List each line of the data that holds the string "представленных", please.

┄┄┄┄┄┄

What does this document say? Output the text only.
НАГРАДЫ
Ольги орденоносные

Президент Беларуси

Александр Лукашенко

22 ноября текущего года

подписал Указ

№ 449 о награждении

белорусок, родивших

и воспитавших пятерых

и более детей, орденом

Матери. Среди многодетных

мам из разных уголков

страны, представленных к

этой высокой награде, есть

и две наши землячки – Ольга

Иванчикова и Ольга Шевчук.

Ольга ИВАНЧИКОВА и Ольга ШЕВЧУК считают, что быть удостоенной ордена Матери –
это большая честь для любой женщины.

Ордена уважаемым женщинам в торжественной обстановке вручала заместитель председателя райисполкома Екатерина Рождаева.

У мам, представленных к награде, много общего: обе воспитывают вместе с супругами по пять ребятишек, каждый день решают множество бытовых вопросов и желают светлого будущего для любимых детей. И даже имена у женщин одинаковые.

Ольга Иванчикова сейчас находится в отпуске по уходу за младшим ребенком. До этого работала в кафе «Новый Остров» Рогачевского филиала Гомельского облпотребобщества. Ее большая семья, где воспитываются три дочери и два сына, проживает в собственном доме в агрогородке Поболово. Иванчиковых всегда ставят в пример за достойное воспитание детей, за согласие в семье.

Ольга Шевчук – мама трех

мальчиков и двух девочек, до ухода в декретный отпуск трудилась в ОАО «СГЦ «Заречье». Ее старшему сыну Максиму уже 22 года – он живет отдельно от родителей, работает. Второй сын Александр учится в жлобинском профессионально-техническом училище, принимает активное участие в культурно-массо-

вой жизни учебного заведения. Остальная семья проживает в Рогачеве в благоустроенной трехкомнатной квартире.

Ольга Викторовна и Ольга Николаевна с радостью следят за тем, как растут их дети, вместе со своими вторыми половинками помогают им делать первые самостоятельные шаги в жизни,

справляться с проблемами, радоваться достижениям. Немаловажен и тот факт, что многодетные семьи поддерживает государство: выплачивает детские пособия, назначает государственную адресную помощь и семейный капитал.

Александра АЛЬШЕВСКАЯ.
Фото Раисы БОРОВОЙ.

┄┄┄┄┄┄

- [Answer to this exercise]:
страны, представленных к
У мам, представленных к награде, много общего: обе воспитывают вместе с супругами по пять ребятишек, каждый день решают множество бытовых вопросов и желают светлого будущего для любимых детей. И даже имена у женщин одинаковые.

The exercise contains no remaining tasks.